## Data to process
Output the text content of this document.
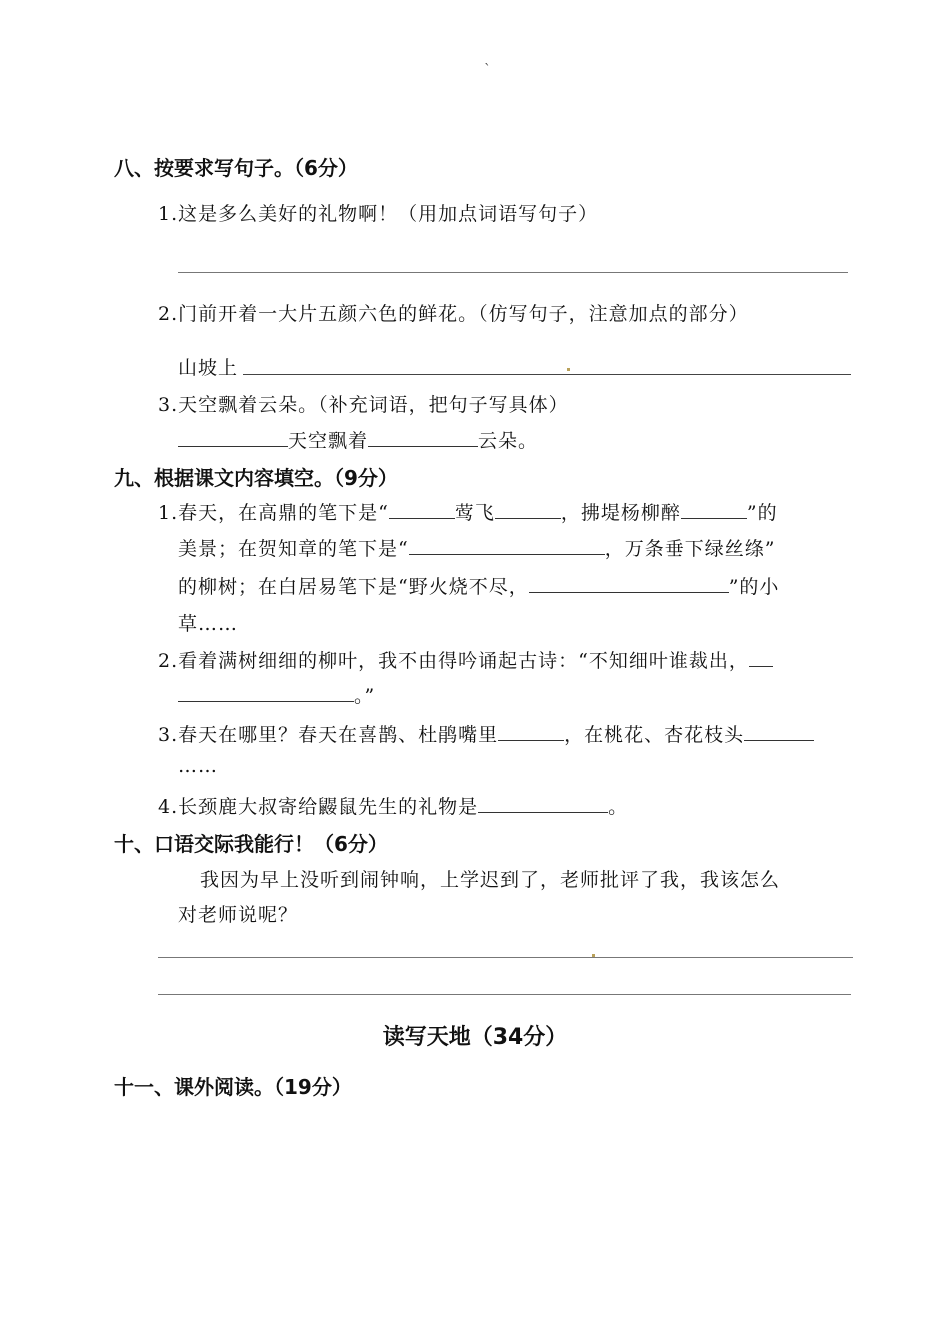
`
八、按要求写句子。（6分）
1.这是多么美好的礼物啊！（用加点词语写句子）
2.门前开着一大片五颜六色的鲜花。（仿写句子，注意加点的部分）
山坡上
3.天空飘着云朵。（补充词语，把句子写具体）
天空飘着	云朵。
九、根据课文内容填空。（9分）
1.春天，在高鼎的笔下是“	莺飞	，拂堤杨柳醉	”的
美景；在贺知章的笔下是“	，万条垂下绿丝绦”
的柳树；在白居易笔下是“野火烧不尽，	”的小
草……
2.看着满树细细的柳叶，我不由得吟诵起古诗：“不知细叶谁裁出，
。”
3.春天在哪里？春天在喜鹊、杜鹃嘴里	，在桃花、杏花枝头
……
4.长颈鹿大叔寄给鼹鼠先生的礼物是	。
十、口语交际我能行！（6分）
我因为早上没听到闹钟响，上学迟到了，老师批评了我，我该怎么
对老师说呢？
读写天地（34分）
十一、课外阅读。（19分）
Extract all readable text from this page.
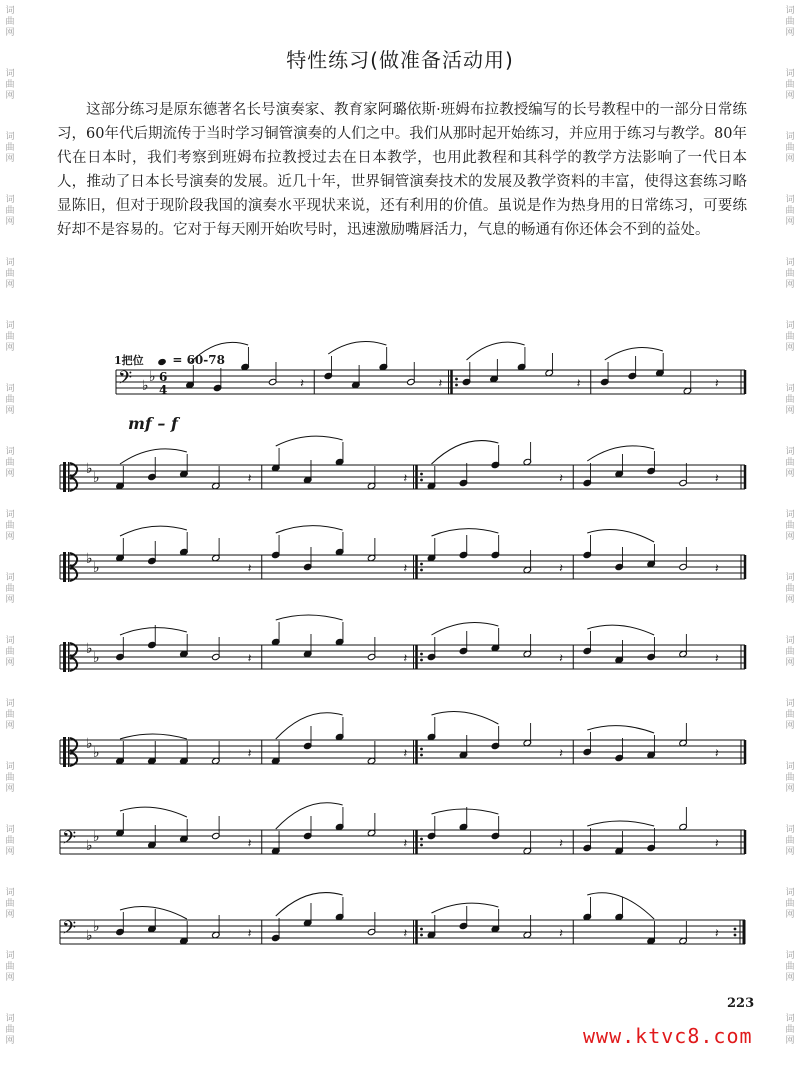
词
曲
网
词
曲
网
词
曲
网
词
曲
网
词
曲
网
词
曲
网
词
曲
网
词
曲
网
词
曲
网
词
曲
网
词
曲
网
词
曲
网
词
曲
网
词
曲
网
词
曲
网
词
曲
网
词
曲
网
词
曲
网
词
曲
网
词
曲
网
词
曲
网
词
曲
网
词
曲
网
词
曲
网
词
曲
网
词
曲
网
词
曲
网
词
曲
网
词
曲
网
词
曲
网
词
曲
网
词
曲
网
词
曲
网
词
曲
网
特性练习(做准备活动用)
这部分练习是原东德著名长号演奏家、教育家阿璐依斯·班姆布拉教授编写的长号教程中的一部分日常练习，60年代后期流传于当时学习铜管演奏的人们之中。我们从那时起开始练习，并应用于练习与教学。80年代在日本时，我们考察到班姆布拉教授过去在日本教学，也用此教程和其科学的教学方法影响了一代日本人，推动了日本长号演奏的发展。近几十年，世界铜管演奏技术的发展及教学资料的丰富，使得这套练习略显陈旧，但对于现阶段我国的演奏水平现状来说，还有利用的价值。虽说是作为热身用的日常练习，可要练好却不是容易的。它对于每天刚开始吹号时，迅速激励嘴唇活力，气息的畅通有你还体会不到的益处。
1把位 = 60-78
mf – f
𝄢 ♭
♭ 6
4	𝄽	𝄽	𝄽	𝄽
♭
♭	𝄽	𝄽	𝄽	𝄽
♭
♭	𝄽	𝄽	𝄽	𝄽
♭
♭	𝄽	𝄽	𝄽	𝄽
♭
♭	𝄽	𝄽	𝄽	𝄽
𝄢 ♭
♭	𝄽	𝄽	𝄽	𝄽
𝄢 ♭
♭	𝄽	𝄽	𝄽	𝄽
223
www.ktvc8.com
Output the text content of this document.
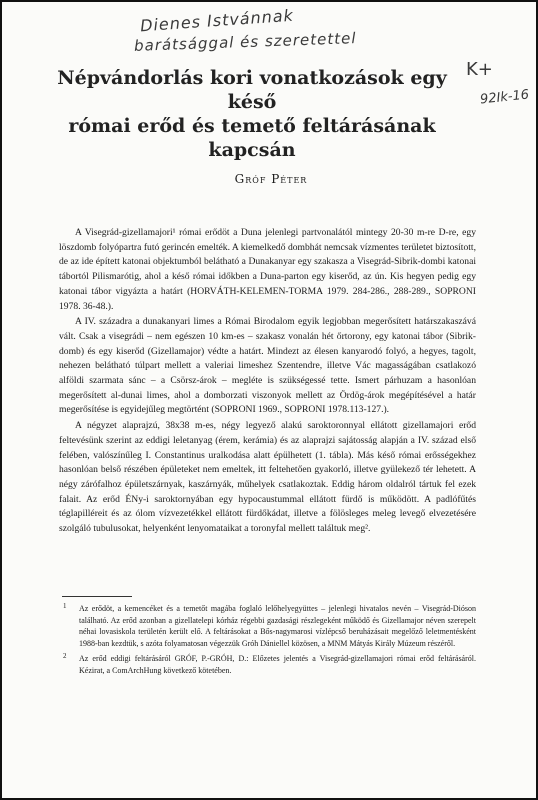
Dienes Istvánnak
barátsággal és szeretettel
K+
92Ik-16
Népvándorlás kori vonatkozások egy késő
római erőd és temető feltárásának kapcsán
Gróf Péter

A Visegrád-gizellamajori¹ római erődöt a Duna jelenlegi partvonalától mintegy 20-30 m-re D-re, egy löszdomb folyópartra futó gerincén emelték. A kiemelkedő dombhát nemcsak vízmentes területet biztosított, de az ide épített katonai objektumból belátható a Dunakanyar egy szakasza a Visegrád-Sibrik-dombi katonai tábortól Pilismarótig, ahol a késő római időkben a Duna-parton egy kiserőd, az ún. Kis hegyen pedig egy katonai tábor vigyázta a határt (HORVÁTH-KELEMEN-TORMA 1979. 284-286., 288-289., SOPRONI 1978. 36-48.).

A IV. századra a dunakanyari limes a Római Birodalom egyik legjobban megerősített határszakaszává vált. Csak a visegrádi – nem egészen 10 km-es – szakasz vonalán hét őrtorony, egy katonai tábor (Sibrik-domb) és egy kiserőd (Gizellamajor) védte a határt. Mindezt az élesen kanyarodó folyó, a hegyes, tagolt, nehezen belátható túlpart mellett a valeriai limeshez Szentendre, illetve Vác magasságában csatlakozó alföldi szarmata sánc – a Csörsz-árok – megléte is szükségessé tette. Ismert párhuzam a hasonlóan megerősített al-dunai limes, ahol a domborzati viszonyok mellett az Ördög-árok megépítésével a határ megerősítése is egyidejűleg megtörtént (SOPRONI 1969., SOPRONI 1978.113-127.).

A négyzet alaprajzú, 38x38 m-es, négy legyező alakú saroktoronnyal ellátott gizellamajori erőd feltevésünk szerint az eddigi leletanyag (érem, kerámia) és az alaprajzi sajátosság alapján a IV. század első felében, valószínűleg I. Constantinus uralkodása alatt épülhetett (1. tábla). Más késő római erősségekhez hasonlóan belső részében épületeket nem emeltek, itt feltehetően gyakorló, illetve gyülekező tér lehetett. A négy zárófalhoz épületszárnyak, kaszárnyák, műhelyek csatlakoztak. Eddig három oldalról tártuk fel ezek falait. Az erőd ÉNy-i saroktornyában egy hypocaustummal ellátott fürdő is működött. A padlófűtés téglapilléreit és az ólom vízvezetékkel ellátott fürdőkádat, illetve a fölösleges meleg levegő elvezetésére szolgáló tubulusokat, helyenként lenyomataikat a toronyfal mellett találtuk meg².

1 Az erődöt, a kemencéket és a temetőt magába foglaló lelőhelyegyüttes – jelenlegi hivatalos nevén – Visegrád-Dióson található. Az erőd azonban a gizellatelepi kórház régebbi gazdasági részlegeként működő és Gizellamajor néven szerepelt néhai lovasiskola területén került elő. A feltárásokat a Bős-nagymarosi vízlépcső beruházásait megelőző leletmentésként 1988-ban kezdtük, s azóta folyamatosan végezzük Gróh Dániellel közösen, a MNM Mátyás Király Múzeum részéről.
2 Az erőd eddigi feltárásáról GRÓF, P.-GRÓH, D.: Előzetes jelentés a Visegrád-gizellamajori római erőd feltárásáról. Kézirat, a ComArchHung következő kötetében.
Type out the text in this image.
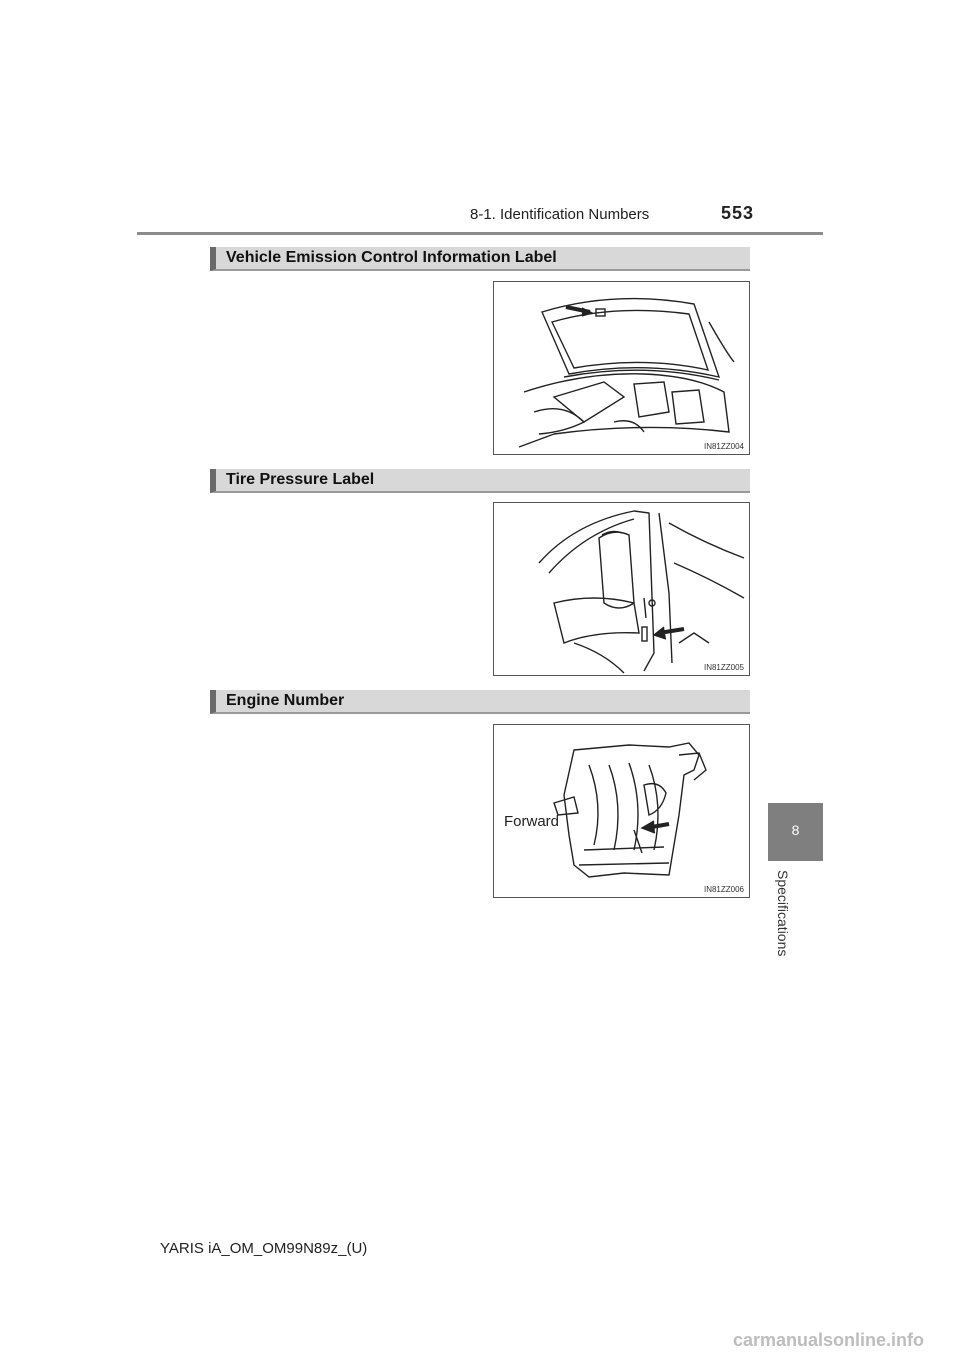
8-1. Identification Numbers	553
Vehicle Emission Control Information Label
IN81ZZ004
Tire Pressure Label
IN81ZZ005
Engine Number
Forward
IN81ZZ006
8
Specifications
YARIS iA_OM_OM99N89z_(U)
carmanualsonline.info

## Exercise goal
Restate the listing above word for word, and skip the pictures.

## Result below
Output the text content of this document.
`
八、按要求写句子。（6分）
1.这是多么美好的礼物啊！（用加点词语写句子）
2.门前开着一大片五颜六色的鲜花。（仿写句子，注意加点的部分）
山坡上
3.天空飘着云朵。（补充词语，把句子写具体）
天空飘着	云朵。
九、根据课文内容填空。（9分）
1.春天，在高鼎的笔下是“	莺飞	，拂堤杨柳醉	”的
美景；在贺知章的笔下是“	，万条垂下绿丝绦”
的柳树；在白居易笔下是“野火烧不尽，	”的小
草……
2.看着满树细细的柳叶，我不由得吟诵起古诗：“不知细叶谁裁出，
。”
3.春天在哪里？春天在喜鹊、杜鹃嘴里	，在桃花、杏花枝头
……
4.长颈鹿大叔寄给鼹鼠先生的礼物是	。
十、口语交际我能行！（6分）
我因为早上没听到闹钟响，上学迟到了，老师批评了我，我该怎么
对老师说呢？
读写天地（34分）
十一、课外阅读。（19分）
Extract all readable text from this page.
词
曲
网
词
曲
网
词
曲
网
词
曲
网
词
曲
网
词
曲
网
词
曲
网
词
曲
网
词
曲
网
词
曲
网
词
曲
网
词
曲
网
词
曲
网
词
曲
网
词
曲
网
词
曲
网
词
曲
网
词
曲
网
词
曲
网
词
曲
网
词
曲
网
词
曲
网
词
曲
网
词
曲
网
词
曲
网
词
曲
网
词
曲
网
词
曲
网
词
曲
网
词
曲
网
词
曲
网
词
曲
网
词
曲
网
词
曲
网
特性练习(做准备活动用)
这部分练习是原东德著名长号演奏家、教育家阿璐依斯·班姆布拉教授编写的长号教程中的一部分日常练习，60年代后期流传于当时学习铜管演奏的人们之中。我们从那时起开始练习，并应用于练习与教学。80年代在日本时，我们考察到班姆布拉教授过去在日本教学，也用此教程和其科学的教学方法影响了一代日本人，推动了日本长号演奏的发展。近几十年，世界铜管演奏技术的发展及教学资料的丰富，使得这套练习略显陈旧，但对于现阶段我国的演奏水平现状来说，还有利用的价值。虽说是作为热身用的日常练习，可要练好却不是容易的。它对于每天刚开始吹号时，迅速激励嘴唇活力，气息的畅通有你还体会不到的益处。
1把位 = 60-78
mf – f
𝄢 ♭
♭ 6
4	𝄽	𝄽	𝄽	𝄽
♭
♭	𝄽	𝄽	𝄽	𝄽
♭
♭	𝄽	𝄽	𝄽	𝄽
♭
♭	𝄽	𝄽	𝄽	𝄽
♭
♭	𝄽	𝄽	𝄽	𝄽
𝄢 ♭
♭	𝄽	𝄽	𝄽	𝄽
𝄢 ♭
♭	𝄽	𝄽	𝄽	𝄽
223
www.ktvc8.com
Output the text content of this document.
Dienes Istvánnak
barátsággal és szeretettel
K+
92Ik-16
Népvándorlás kori vonatkozások egy késő
római erőd és temető feltárásának kapcsán
Gróf Péter

A Visegrád-gizellamajori¹ római erődöt a Duna jelenlegi partvonalától mintegy 20-30 m-re D-re, egy löszdomb folyópartra futó gerincén emelték. A kiemelkedő dombhát nemcsak vízmentes területet biztosított, de az ide épített katonai objektumból belátható a Dunakanyar egy szakasza a Visegrád-Sibrik-dombi katonai tábortól Pilismarótig, ahol a késő római időkben a Duna-parton egy kiserőd, az ún. Kis hegyen pedig egy katonai tábor vigyázta a határt (HORVÁTH-KELEMEN-TORMA 1979. 284-286., 288-289., SOPRONI 1978. 36-48.).

A IV. századra a dunakanyari limes a Római Birodalom egyik legjobban megerősített határszakaszává vált. Csak a visegrádi – nem egészen 10 km-es – szakasz vonalán hét őrtorony, egy katonai tábor (Sibrik-domb) és egy kiserőd (Gizellamajor) védte a határt. Mindezt az élesen kanyarodó folyó, a hegyes, tagolt, nehezen belátható túlpart mellett a valeriai limeshez Szentendre, illetve Vác magasságában csatlakozó alföldi szarmata sánc – a Csörsz-árok – megléte is szükségessé tette. Ismert párhuzam a hasonlóan megerősített al-dunai limes, ahol a domborzati viszonyok mellett az Ördög-árok megépítésével a határ megerősítése is egyidejűleg megtörtént (SOPRONI 1969., SOPRONI 1978.113-127.).

A négyzet alaprajzú, 38x38 m-es, négy legyező alakú saroktoronnyal ellátott gizellamajori erőd feltevésünk szerint az eddigi leletanyag (érem, kerámia) és az alaprajzi sajátosság alapján a IV. század első felében, valószínűleg I. Constantinus uralkodása alatt épülhetett (1. tábla). Más késő római erősségekhez hasonlóan belső részében épületeket nem emeltek, itt feltehetően gyakorló, illetve gyülekező tér lehetett. A négy zárófalhoz épületszárnyak, kaszárnyák, műhelyek csatlakoztak. Eddig három oldalról tártuk fel ezek falait. Az erőd ÉNy-i saroktornyában egy hypocaustummal ellátott fürdő is működött. A padlófűtés téglapilléreit és az ólom vízvezetékkel ellátott fürdőkádat, illetve a fölösleges meleg levegő elvezetésére szolgáló tubulusokat, helyenként lenyomataikat a toronyfal mellett találtuk meg².

1 Az erődöt, a kemencéket és a temetőt magába foglaló lelőhelyegyüttes – jelenlegi hivatalos nevén – Visegrád-Dióson található. Az erőd azonban a gizellatelepi kórház régebbi gazdasági részlegeként működő és Gizellamajor néven szerepelt néhai lovasiskola területén került elő. A feltárásokat a Bős-nagymarosi vízlépcső beruházásait megelőző leletmentésként 1988-ban kezdtük, s azóta folyamatosan végezzük Gróh Dániellel közösen, a MNM Mátyás Király Múzeum részéről.
2 Az erőd eddigi feltárásáról GRÓF, P.-GRÓH, D.: Előzetes jelentés a Visegrád-gizellamajori római erőd feltárásáról. Kézirat, a ComArchHung következő kötetében.
Type out the text in this image.
8-1. Identification Numbers	553
Vehicle Emission Control Information Label
IN81ZZ004
Tire Pressure Label
IN81ZZ005
Engine Number
Forward
IN81ZZ006
8
Specifications
YARIS iA_OM_OM99N89z_(U)
carmanualsonline.info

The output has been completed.